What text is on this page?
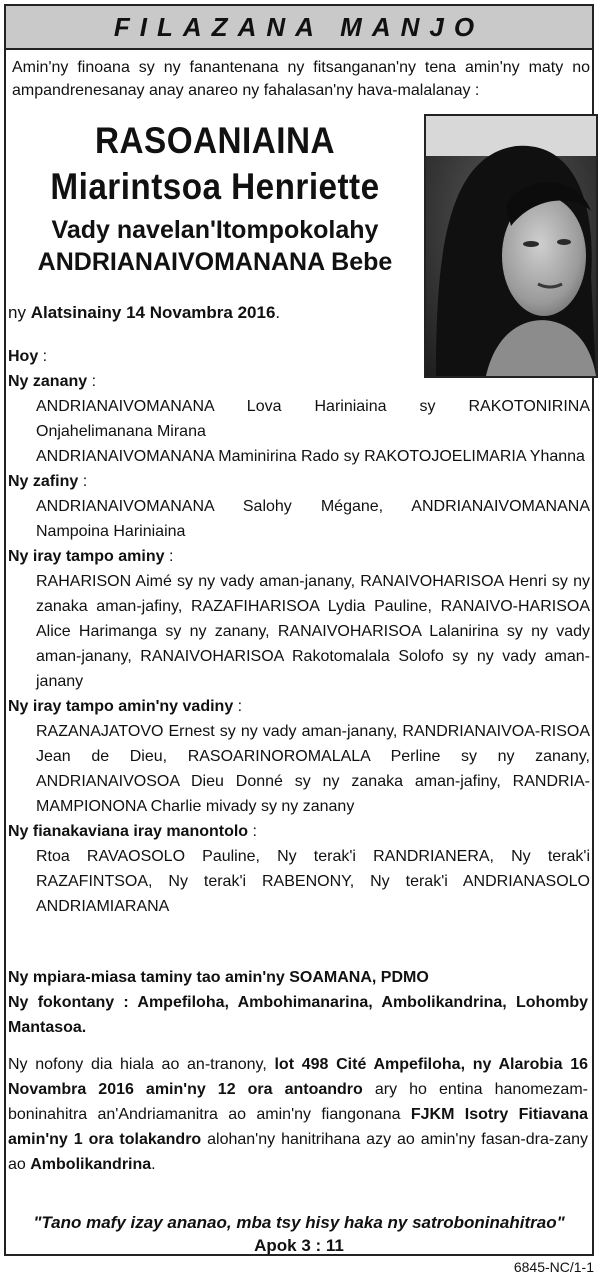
FILAZANA MANJO
Amin'ny finoana sy ny fanantenana ny fitsanganan'ny tena amin'ny maty no ampandrenesanay anay anareo ny fahalasan'ny hava-malalanay :
RASOANIAINA
Miarintsoa Henriette
Vady navelan'Itompokolahy
ANDRIANAIVOMANANA Bebe
ny Alatsinainy 14 Novambra 2016.

Hoy :

Ny zanany :

ANDRIANAIVOMANANA Lova Hariniaina sy RAKOTONIRINA Onjahelimanana Mirana

ANDRIANAIVOMANANA Maminirina Rado sy RAKOTOJOELIMARIA Yhanna

Ny zafiny :

ANDRIANAIVOMANANA Salohy Mégane, ANDRIANAIVOMANANA Nampoina Hariniaina

Ny iray tampo aminy :

RAHARISON Aimé sy ny vady aman-janany, RANAIVOHARISOA Henri sy ny zanaka aman-jafiny, RAZAFIHARISOA Lydia Pauline, RANAIVO-HARISOA Alice Harimanga sy ny zanany, RANAIVOHARISOA Lalanirina sy ny vady aman-janany, RANAIVOHARISOA Rakotomalala Solofo sy ny vady aman-janany

Ny iray tampo amin'ny vadiny :

RAZANAJATOVO Ernest sy ny vady aman-janany, RANDRIANAIVOA-RISOA Jean de Dieu, RASOARINOROMALALA Perline sy ny zanany, ANDRIANAIVOSOA Dieu Donné sy ny zanaka aman-jafiny, RANDRIA-MAMPIONONA Charlie mivady sy ny zanany

Ny fianakaviana iray manontolo :

Rtoa RAVAOSOLO Pauline, Ny terak'i RANDRIANERA, Ny terak'i RAZAFINTSOA, Ny terak'i RABENONY, Ny terak'i ANDRIANASOLO ANDRIAMIARANA

Ny mpiara-miasa taminy tao amin'ny SOAMANA, PDMO

Ny fokontany : Ampefiloha, Ambohimanarina, Ambolikandrina, Lohomby Mantasoa.

Ny nofony dia hiala ao an-tranony, lot 498 Cité Ampefiloha, ny Alarobia 16 Novambra 2016 amin'ny 12 ora antoandro ary ho entina hanomezam-boninahitra an'Andriamanitra ao amin'ny fiangonana FJKM Isotry Fitiavana amin'ny 1 ora tolakandro alohan'ny hanitrihana azy ao amin'ny fasan-dra-zany ao Ambolikandrina.

"Tano mafy izay ananao, mba tsy hisy haka ny satroboninahitrao"
Apok 3 : 11
6845-NC/1-1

EXERCISE DESCRIPTION
Find every line in the records above that contains the word "iray", and copy each one.

RESPONSE
Ny iray tampo aminy :
Ny iray tampo amin'ny vadiny :
Ny fianakaviana iray manontolo :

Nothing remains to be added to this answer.